Please count the lines below that contain the word "this", and reply with that number alone.
= = = = =
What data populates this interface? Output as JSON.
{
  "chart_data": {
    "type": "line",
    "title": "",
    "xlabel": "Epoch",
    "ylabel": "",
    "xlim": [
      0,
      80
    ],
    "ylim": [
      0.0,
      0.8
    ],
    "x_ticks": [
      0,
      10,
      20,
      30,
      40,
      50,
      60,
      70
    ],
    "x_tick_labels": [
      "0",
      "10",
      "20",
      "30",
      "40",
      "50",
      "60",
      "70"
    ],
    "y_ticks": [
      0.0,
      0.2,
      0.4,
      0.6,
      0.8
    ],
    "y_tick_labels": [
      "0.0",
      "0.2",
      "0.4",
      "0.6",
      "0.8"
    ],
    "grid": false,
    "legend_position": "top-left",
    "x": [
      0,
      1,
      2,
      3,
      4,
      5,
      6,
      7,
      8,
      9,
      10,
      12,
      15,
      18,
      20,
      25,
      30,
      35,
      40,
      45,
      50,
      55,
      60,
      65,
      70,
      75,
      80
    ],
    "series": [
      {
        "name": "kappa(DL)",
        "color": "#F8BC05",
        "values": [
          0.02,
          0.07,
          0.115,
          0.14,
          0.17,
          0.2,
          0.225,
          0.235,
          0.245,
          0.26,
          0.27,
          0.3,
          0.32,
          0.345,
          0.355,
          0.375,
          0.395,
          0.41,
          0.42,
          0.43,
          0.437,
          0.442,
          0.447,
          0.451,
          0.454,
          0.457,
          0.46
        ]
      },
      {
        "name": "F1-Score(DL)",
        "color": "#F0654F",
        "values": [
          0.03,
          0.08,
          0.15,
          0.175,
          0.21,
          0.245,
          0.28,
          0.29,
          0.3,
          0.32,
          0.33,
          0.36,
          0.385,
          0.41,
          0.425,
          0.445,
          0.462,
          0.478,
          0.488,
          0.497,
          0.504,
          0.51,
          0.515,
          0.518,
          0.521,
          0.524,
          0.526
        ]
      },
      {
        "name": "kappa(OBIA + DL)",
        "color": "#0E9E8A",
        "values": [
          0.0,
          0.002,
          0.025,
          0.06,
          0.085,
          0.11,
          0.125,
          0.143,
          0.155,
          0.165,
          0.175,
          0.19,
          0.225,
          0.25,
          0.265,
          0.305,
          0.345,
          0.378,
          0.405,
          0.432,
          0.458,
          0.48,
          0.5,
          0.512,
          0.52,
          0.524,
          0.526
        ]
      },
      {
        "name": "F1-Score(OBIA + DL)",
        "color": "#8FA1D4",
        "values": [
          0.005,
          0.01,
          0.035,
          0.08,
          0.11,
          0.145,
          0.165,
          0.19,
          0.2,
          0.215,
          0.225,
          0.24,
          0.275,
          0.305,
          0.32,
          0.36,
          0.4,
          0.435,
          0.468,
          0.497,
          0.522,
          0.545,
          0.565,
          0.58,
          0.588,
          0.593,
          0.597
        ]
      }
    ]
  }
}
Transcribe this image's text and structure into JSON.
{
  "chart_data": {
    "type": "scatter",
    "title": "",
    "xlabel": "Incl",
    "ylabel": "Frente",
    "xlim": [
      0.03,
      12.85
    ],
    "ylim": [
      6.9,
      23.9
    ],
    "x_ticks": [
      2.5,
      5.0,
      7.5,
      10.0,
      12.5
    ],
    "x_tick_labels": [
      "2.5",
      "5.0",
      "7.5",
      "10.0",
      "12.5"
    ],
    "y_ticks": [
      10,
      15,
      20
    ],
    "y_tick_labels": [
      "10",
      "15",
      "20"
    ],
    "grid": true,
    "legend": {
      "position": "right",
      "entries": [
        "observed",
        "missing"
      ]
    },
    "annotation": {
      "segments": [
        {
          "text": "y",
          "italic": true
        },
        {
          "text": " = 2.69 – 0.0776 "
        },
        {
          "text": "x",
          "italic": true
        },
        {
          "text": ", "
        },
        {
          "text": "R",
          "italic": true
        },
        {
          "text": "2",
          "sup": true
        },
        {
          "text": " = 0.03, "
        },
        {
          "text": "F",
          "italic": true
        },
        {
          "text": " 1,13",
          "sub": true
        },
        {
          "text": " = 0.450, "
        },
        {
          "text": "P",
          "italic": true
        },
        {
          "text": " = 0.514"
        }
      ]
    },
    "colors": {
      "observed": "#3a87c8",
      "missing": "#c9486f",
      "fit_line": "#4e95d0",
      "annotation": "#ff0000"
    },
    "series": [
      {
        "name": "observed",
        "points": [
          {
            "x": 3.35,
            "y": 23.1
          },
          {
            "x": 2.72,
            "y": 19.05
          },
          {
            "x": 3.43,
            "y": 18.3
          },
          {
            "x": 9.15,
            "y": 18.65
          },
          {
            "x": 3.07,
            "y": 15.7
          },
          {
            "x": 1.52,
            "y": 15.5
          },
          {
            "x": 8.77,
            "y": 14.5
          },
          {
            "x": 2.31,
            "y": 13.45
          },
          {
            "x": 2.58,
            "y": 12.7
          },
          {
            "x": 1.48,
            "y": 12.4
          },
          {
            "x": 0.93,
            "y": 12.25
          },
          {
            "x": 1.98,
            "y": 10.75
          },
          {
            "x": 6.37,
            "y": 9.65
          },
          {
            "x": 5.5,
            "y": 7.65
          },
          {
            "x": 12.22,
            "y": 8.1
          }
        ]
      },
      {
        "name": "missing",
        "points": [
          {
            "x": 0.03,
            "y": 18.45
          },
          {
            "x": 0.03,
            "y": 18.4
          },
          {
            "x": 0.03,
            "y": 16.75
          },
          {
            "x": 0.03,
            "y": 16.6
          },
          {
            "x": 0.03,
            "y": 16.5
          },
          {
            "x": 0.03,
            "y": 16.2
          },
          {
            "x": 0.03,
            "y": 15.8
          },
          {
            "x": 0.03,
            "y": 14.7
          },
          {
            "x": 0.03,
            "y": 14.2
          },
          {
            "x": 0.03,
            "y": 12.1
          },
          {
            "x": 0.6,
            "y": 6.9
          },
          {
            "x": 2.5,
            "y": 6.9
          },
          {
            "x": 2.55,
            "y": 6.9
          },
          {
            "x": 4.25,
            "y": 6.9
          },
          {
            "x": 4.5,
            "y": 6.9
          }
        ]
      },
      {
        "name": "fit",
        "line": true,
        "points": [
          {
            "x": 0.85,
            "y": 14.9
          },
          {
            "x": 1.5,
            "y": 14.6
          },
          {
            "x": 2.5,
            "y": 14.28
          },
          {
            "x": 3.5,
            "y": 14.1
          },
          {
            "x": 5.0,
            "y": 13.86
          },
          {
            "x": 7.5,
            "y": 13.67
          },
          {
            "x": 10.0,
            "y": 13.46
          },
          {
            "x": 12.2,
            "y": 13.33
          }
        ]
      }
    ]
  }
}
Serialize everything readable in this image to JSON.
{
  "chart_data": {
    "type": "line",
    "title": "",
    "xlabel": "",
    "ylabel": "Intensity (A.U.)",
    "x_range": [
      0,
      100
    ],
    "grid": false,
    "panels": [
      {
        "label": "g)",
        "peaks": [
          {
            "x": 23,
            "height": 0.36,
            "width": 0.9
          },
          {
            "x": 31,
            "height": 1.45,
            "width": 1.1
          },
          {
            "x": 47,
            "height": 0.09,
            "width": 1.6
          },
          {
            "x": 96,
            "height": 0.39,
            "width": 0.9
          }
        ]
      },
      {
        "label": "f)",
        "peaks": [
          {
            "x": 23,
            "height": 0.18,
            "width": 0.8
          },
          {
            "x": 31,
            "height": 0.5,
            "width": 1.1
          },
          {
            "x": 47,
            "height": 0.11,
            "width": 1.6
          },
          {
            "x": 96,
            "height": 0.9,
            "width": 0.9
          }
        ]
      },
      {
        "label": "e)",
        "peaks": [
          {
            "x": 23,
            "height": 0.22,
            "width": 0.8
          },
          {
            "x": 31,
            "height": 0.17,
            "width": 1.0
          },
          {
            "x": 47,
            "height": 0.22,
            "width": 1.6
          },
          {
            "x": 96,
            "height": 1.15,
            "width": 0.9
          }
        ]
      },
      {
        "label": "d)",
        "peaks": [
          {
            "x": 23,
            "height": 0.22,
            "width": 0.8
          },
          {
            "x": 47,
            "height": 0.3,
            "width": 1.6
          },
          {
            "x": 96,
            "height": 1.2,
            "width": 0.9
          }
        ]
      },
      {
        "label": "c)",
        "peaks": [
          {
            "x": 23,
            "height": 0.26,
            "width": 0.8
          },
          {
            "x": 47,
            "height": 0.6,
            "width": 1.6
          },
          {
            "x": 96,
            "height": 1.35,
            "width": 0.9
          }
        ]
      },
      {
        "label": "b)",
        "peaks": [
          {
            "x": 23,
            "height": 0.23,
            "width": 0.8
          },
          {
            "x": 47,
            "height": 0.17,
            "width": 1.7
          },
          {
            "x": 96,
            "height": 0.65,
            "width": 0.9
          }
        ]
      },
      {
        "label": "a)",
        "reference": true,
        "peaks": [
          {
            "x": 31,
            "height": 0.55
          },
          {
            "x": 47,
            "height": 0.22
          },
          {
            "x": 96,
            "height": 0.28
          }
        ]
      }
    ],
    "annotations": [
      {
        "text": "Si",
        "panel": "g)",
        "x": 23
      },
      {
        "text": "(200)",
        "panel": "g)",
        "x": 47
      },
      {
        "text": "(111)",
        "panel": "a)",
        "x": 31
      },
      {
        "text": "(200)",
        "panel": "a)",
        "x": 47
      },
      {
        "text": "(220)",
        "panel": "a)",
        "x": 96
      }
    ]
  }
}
= = = = =
» **Written response**
3